THE PROBLEM
Where does the string "homem" appear? Copy every line of the entries below that holds it.

[Records from a data collection]
....

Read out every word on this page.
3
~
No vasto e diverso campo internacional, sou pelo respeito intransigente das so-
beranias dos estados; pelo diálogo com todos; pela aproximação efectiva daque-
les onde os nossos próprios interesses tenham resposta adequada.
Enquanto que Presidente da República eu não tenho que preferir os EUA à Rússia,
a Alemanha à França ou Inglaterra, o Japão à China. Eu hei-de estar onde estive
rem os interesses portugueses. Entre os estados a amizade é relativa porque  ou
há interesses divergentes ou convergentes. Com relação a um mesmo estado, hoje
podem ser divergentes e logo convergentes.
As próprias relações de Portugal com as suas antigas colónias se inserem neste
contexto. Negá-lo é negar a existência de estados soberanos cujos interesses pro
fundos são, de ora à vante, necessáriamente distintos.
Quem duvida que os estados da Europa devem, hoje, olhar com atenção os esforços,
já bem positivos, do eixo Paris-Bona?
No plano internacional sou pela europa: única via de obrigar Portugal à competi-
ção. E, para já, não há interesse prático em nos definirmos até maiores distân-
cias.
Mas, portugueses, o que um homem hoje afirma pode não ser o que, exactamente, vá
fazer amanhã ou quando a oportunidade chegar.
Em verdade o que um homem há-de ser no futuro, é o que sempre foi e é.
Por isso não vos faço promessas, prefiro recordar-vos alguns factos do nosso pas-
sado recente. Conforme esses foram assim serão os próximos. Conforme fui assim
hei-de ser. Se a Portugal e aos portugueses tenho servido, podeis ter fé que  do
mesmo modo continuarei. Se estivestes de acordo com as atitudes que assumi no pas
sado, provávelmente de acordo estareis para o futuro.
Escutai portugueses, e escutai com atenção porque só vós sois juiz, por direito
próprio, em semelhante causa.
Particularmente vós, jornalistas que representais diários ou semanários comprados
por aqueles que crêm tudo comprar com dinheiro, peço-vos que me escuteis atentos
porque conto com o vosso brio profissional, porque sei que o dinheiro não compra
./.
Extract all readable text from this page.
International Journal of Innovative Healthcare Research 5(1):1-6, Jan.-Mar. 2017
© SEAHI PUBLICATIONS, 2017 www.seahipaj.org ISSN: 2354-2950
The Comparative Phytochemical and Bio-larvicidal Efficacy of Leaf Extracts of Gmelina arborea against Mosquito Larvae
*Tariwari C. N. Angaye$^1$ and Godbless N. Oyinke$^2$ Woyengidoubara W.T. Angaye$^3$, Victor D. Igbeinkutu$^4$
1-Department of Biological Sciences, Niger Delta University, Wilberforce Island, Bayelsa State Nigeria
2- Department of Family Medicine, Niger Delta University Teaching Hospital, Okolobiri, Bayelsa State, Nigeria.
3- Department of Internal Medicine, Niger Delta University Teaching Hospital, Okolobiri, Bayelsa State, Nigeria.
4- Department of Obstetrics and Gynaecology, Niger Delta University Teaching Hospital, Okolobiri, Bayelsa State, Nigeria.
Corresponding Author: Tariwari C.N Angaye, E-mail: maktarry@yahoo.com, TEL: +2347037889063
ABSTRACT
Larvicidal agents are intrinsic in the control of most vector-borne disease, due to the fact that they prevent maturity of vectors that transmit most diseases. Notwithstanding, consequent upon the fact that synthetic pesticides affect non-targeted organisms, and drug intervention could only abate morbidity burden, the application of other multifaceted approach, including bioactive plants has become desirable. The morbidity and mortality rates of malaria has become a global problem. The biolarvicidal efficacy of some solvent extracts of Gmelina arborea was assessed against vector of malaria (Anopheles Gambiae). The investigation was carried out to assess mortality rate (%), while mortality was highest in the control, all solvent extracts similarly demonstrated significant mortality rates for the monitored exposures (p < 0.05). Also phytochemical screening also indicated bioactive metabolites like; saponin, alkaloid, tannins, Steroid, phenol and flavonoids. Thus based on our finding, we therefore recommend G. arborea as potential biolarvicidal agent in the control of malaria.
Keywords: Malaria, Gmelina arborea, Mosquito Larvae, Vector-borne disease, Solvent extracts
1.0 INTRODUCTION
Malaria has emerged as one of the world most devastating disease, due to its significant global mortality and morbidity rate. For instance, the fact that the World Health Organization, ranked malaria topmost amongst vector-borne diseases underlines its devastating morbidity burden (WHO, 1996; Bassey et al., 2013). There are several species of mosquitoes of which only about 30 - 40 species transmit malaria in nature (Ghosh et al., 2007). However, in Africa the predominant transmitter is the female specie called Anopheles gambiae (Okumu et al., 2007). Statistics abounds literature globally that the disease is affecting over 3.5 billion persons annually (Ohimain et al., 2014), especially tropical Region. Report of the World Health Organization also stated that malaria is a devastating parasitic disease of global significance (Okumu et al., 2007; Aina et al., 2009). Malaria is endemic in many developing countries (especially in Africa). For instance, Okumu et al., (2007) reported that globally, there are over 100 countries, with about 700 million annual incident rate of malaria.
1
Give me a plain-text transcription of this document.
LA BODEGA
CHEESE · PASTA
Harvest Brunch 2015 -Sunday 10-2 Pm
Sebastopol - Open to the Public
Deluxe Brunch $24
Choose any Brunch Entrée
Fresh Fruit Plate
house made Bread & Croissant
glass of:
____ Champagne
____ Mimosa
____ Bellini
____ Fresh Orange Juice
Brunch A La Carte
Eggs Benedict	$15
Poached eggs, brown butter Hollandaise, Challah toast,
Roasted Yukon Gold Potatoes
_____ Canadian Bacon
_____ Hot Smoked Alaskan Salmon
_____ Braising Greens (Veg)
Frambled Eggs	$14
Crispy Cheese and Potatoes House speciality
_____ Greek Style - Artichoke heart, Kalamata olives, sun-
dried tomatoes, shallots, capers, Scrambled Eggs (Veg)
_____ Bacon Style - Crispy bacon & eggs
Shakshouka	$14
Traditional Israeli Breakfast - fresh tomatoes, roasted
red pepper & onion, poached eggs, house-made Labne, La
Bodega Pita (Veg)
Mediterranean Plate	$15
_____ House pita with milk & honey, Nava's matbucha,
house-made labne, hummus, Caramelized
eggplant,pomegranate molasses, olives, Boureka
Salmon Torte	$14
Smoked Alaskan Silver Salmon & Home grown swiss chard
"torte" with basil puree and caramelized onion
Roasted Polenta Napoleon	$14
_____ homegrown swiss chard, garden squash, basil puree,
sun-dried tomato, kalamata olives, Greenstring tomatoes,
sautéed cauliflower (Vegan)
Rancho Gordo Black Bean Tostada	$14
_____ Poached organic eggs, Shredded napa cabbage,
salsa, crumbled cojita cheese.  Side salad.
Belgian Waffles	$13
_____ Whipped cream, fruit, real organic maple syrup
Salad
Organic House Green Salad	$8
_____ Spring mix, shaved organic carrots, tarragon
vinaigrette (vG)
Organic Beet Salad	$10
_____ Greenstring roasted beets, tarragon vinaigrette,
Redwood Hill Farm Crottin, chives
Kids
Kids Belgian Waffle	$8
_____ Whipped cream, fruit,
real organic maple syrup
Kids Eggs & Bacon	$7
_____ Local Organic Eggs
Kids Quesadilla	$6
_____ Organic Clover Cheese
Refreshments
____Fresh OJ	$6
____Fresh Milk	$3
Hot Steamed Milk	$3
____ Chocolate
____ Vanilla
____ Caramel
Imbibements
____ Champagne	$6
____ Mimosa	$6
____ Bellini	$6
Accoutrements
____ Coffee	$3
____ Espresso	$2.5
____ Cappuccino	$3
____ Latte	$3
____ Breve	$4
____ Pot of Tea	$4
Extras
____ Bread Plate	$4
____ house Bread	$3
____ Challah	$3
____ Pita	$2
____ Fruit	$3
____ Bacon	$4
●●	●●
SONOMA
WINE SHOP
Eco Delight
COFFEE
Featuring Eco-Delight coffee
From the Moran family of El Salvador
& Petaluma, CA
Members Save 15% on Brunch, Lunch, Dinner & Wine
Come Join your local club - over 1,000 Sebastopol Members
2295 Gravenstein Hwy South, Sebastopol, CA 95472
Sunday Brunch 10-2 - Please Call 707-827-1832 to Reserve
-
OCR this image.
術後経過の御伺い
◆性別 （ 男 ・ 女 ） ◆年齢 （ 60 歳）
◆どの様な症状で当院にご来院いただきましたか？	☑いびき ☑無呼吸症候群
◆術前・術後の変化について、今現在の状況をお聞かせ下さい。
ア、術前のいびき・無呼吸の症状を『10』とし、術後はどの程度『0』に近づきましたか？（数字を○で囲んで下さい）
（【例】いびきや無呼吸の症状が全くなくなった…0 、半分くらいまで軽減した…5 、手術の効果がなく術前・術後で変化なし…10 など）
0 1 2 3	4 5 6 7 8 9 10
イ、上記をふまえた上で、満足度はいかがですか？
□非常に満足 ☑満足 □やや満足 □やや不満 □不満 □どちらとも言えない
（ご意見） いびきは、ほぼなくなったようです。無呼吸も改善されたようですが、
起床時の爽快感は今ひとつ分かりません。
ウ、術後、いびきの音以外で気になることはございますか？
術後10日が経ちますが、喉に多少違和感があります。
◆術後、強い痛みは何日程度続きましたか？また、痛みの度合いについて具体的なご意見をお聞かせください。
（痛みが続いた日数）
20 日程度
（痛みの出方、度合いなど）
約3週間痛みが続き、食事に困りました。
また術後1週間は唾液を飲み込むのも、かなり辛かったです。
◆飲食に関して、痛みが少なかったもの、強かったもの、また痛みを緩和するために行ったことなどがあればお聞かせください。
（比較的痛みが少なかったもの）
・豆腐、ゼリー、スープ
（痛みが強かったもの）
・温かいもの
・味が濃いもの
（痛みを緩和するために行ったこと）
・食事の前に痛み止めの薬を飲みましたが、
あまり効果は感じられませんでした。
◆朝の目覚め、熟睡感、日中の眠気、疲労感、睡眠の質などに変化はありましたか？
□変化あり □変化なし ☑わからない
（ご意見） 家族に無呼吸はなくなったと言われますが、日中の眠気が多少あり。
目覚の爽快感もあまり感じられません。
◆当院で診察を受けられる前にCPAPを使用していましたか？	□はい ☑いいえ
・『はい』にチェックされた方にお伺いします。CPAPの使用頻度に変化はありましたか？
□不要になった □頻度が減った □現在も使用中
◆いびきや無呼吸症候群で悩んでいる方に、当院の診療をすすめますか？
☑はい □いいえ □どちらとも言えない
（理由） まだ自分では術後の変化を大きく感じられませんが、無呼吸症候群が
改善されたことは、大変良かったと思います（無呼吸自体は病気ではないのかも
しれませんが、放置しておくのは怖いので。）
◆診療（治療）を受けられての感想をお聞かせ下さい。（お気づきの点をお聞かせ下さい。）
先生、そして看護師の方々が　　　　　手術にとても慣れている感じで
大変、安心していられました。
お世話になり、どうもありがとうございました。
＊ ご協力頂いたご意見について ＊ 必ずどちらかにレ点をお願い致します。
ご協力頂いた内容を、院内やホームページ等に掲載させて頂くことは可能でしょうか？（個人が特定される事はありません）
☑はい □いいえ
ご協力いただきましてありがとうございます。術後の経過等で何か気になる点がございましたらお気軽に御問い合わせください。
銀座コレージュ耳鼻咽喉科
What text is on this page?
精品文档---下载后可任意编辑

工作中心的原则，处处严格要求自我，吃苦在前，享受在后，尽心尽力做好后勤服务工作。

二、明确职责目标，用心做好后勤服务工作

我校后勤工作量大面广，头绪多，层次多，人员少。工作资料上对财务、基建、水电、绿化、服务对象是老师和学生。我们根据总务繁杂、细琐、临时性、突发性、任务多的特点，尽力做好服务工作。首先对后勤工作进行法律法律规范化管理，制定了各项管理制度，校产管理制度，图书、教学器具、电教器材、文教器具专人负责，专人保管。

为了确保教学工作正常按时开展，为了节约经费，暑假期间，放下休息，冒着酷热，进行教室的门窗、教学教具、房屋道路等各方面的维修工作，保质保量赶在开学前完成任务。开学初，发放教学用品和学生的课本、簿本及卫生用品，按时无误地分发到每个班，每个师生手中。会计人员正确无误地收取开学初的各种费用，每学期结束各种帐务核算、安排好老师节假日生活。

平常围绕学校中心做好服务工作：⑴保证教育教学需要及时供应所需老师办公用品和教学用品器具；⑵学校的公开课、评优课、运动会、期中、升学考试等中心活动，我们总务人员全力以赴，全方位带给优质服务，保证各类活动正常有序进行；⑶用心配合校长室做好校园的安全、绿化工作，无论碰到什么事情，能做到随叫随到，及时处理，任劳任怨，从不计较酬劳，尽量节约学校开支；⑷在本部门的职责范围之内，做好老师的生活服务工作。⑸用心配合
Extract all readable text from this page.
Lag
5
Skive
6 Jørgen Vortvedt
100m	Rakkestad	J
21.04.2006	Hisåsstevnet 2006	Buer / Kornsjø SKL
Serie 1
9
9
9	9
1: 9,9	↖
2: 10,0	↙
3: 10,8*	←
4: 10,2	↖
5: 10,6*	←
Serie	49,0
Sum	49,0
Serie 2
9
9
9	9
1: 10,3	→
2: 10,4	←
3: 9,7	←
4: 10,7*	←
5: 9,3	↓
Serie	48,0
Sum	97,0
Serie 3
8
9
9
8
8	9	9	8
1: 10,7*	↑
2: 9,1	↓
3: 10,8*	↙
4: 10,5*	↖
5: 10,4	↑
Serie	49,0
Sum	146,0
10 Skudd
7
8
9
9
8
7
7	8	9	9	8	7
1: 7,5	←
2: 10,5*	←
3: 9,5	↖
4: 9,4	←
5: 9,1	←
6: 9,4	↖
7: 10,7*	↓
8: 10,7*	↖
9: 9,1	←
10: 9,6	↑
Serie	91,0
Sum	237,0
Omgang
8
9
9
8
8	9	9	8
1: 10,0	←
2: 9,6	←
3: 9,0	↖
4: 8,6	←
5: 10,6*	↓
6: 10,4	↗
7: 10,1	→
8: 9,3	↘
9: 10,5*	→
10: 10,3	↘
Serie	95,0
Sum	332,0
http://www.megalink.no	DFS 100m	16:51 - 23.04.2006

....

EXERCISE RESPONSE
Mas, portugueses, o que um homem hoje afirma pode não ser o que, exactamente, vá
Em verdade o que um homem há-de ser no futuro, é o que sempre foi e é.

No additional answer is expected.